[Items from a dataset]
┌────────
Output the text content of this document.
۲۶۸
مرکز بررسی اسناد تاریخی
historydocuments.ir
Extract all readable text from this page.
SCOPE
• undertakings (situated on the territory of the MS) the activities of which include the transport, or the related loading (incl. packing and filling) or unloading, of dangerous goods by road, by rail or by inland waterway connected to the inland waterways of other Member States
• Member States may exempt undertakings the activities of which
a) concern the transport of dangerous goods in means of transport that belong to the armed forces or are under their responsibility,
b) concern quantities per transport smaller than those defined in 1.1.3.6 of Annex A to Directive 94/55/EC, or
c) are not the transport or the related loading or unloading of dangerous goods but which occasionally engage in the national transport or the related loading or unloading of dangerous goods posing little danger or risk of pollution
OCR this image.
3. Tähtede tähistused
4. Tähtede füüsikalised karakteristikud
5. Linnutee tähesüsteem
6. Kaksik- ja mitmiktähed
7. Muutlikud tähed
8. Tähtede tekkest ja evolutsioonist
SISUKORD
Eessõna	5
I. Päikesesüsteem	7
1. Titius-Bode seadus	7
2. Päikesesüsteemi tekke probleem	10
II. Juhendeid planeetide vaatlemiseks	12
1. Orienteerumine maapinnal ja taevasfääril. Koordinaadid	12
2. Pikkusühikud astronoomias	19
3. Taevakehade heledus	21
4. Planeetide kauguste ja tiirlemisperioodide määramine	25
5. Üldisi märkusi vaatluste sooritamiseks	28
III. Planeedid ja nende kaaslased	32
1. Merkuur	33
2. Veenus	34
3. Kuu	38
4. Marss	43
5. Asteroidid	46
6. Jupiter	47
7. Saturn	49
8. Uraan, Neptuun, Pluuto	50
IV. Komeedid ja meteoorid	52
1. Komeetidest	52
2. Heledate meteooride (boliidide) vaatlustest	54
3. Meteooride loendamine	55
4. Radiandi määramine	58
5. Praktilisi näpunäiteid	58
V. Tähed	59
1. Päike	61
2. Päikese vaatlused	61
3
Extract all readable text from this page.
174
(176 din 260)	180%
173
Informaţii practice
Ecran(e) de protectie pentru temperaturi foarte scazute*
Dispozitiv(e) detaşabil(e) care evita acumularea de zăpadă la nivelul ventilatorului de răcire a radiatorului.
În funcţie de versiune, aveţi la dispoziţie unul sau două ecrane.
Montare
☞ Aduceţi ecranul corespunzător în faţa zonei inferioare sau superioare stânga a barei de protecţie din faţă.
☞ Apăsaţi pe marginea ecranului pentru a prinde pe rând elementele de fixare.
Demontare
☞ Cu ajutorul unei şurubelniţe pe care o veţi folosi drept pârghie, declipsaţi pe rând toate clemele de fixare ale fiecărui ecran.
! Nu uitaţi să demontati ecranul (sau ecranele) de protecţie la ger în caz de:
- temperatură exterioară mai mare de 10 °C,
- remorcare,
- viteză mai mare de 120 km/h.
└────────
Among the entries above, how many lines hold the string "määramine"? Respond with nothing but the number.

Solution to the problem
2